START Records for this task
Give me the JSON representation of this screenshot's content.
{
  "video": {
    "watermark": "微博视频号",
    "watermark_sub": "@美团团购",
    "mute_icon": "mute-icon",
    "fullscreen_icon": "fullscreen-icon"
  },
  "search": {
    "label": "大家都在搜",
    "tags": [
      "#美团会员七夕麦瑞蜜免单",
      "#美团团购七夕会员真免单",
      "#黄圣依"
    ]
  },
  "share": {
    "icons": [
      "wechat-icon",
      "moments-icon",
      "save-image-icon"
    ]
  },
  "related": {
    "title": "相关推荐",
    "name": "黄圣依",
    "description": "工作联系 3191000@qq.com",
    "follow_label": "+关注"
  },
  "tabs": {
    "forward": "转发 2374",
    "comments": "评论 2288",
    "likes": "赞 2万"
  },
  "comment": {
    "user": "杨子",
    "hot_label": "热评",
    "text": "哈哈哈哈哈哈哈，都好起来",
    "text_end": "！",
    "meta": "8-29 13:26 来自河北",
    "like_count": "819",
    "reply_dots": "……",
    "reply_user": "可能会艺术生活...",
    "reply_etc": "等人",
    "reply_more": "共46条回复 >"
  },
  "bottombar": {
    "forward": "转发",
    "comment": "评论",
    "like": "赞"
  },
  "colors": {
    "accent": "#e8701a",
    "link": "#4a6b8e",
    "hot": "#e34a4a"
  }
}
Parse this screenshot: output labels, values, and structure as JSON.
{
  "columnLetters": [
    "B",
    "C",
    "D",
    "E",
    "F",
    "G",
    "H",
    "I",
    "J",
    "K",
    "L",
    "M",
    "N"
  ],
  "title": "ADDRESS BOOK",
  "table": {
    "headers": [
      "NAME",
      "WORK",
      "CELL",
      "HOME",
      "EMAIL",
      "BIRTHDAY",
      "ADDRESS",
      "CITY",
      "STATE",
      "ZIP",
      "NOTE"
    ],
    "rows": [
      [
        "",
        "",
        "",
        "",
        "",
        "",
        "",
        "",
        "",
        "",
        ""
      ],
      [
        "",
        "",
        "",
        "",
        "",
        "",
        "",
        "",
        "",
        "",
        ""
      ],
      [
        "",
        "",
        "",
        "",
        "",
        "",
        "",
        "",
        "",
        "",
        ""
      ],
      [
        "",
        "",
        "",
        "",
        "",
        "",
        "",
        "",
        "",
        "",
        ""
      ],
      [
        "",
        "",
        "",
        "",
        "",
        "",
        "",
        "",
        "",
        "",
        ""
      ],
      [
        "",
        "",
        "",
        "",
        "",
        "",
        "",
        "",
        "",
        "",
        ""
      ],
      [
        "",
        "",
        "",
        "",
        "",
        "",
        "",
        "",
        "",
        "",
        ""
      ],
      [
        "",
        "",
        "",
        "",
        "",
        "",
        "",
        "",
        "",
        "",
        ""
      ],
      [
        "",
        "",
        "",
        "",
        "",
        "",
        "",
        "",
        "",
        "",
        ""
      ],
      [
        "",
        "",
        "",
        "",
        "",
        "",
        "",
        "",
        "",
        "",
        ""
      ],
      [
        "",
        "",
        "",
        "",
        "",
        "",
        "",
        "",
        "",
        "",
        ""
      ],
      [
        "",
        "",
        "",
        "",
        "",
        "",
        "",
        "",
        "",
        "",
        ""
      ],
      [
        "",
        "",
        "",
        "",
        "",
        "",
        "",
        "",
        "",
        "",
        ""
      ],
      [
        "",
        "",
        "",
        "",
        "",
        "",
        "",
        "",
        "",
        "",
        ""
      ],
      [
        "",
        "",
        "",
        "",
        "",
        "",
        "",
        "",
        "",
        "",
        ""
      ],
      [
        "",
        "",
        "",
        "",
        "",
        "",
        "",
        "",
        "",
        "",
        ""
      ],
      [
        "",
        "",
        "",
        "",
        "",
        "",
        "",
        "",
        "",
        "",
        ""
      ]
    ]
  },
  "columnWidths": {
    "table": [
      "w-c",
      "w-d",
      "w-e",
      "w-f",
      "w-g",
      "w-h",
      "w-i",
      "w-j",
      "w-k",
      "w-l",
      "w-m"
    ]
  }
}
END Records for this task
Given request:
In the lines above, locate the string "screenshot". Copy every line where it occurs.

Right answer:
Give me the JSON representation of this screenshot's content.
Parse this screenshot: output labels, values, and structure as JSON.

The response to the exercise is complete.